--- PROVIDED DATA ---

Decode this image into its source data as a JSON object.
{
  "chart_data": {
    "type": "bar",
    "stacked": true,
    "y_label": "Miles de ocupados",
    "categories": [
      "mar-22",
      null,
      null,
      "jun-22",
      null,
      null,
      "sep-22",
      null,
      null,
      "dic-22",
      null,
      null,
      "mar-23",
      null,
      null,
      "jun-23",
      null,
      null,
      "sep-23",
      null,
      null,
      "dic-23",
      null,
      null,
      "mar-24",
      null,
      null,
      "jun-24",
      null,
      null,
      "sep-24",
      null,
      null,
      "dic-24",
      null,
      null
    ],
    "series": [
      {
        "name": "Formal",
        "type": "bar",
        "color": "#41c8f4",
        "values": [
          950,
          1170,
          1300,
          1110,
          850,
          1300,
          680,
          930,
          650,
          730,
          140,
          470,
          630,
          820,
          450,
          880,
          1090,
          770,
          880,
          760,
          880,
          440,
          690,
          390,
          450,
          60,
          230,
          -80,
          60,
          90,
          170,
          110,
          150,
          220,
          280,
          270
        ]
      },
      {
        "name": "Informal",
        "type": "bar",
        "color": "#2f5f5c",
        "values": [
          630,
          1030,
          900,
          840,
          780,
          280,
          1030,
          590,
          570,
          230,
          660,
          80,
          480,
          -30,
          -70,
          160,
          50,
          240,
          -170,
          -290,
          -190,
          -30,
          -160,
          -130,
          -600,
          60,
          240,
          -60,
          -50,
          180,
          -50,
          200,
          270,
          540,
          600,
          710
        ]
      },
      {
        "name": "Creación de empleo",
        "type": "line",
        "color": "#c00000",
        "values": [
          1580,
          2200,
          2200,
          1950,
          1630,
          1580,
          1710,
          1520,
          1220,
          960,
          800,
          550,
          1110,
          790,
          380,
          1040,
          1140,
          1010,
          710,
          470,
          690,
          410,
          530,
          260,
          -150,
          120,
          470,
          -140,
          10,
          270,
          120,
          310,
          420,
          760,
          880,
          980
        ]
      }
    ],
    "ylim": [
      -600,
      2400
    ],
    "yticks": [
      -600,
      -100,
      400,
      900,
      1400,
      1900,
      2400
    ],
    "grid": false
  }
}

--- GIVEN INSTRUCTION ---
Pull out each line of the entries that contains "color".

--- EXERCISE RESPONSE ---
        "color": "#41c8f4",
        "color": "#2f5f5c",
        "color": "#c00000",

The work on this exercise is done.